* [Goal of the exercise]:
Output the entries verbatim, including every line.

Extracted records
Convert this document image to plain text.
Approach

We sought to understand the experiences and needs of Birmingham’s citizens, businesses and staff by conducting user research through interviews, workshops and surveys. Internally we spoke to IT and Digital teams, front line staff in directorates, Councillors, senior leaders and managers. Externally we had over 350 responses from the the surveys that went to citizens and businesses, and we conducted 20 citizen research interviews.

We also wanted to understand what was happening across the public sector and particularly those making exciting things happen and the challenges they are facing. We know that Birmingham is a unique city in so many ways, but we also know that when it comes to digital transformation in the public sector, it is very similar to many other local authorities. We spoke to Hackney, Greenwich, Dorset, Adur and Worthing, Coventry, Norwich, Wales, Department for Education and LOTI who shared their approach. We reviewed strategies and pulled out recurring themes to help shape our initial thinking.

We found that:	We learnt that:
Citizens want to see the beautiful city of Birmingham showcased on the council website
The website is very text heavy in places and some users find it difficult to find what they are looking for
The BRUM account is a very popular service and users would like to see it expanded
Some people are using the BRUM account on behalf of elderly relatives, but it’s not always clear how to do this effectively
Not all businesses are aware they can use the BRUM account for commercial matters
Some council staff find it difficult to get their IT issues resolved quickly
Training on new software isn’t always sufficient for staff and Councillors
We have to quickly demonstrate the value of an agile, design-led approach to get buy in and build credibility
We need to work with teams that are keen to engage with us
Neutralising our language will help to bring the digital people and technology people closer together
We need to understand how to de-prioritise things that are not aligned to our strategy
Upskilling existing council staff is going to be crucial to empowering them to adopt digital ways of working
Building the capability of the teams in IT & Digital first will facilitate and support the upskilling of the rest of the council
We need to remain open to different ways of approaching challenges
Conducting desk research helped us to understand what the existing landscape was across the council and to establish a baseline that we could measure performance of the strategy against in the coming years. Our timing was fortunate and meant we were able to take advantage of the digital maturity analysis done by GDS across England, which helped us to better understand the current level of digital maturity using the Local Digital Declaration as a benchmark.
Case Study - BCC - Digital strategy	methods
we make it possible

* [Response below]:
Convert this document image to plain text.
Approach

We sought to understand the experiences and needs of Birmingham’s citizens, businesses and staff by conducting user research through interviews, workshops and surveys. Internally we spoke to IT and Digital teams, front line staff in directorates, Councillors, senior leaders and managers. Externally we had over 350 responses from the the surveys that went to citizens and businesses, and we conducted 20 citizen research interviews.

We also wanted to understand what was happening across the public sector and particularly those making exciting things happen and the challenges they are facing. We know that Birmingham is a unique city in so many ways, but we also know that when it comes to digital transformation in the public sector, it is very similar to many other local authorities. We spoke to Hackney, Greenwich, Dorset, Adur and Worthing, Coventry, Norwich, Wales, Department for Education and LOTI who shared their approach. We reviewed strategies and pulled out recurring themes to help shape our initial thinking.

We found that:	We learnt that:
Citizens want to see the beautiful city of Birmingham showcased on the council website
The website is very text heavy in places and some users find it difficult to find what they are looking for
The BRUM account is a very popular service and users would like to see it expanded
Some people are using the BRUM account on behalf of elderly relatives, but it’s not always clear how to do this effectively
Not all businesses are aware they can use the BRUM account for commercial matters
Some council staff find it difficult to get their IT issues resolved quickly
Training on new software isn’t always sufficient for staff and Councillors
We have to quickly demonstrate the value of an agile, design-led approach to get buy in and build credibility
We need to work with teams that are keen to engage with us
Neutralising our language will help to bring the digital people and technology people closer together
We need to understand how to de-prioritise things that are not aligned to our strategy
Upskilling existing council staff is going to be crucial to empowering them to adopt digital ways of working
Building the capability of the teams in IT & Digital first will facilitate and support the upskilling of the rest of the council
We need to remain open to different ways of approaching challenges
Conducting desk research helped us to understand what the existing landscape was across the council and to establish a baseline that we could measure performance of the strategy against in the coming years. Our timing was fortunate and meant we were able to take advantage of the digital maturity analysis done by GDS across England, which helped us to better understand the current level of digital maturity using the Local Digital Declaration as a benchmark.
Case Study - BCC - Digital strategy	methods
we make it possible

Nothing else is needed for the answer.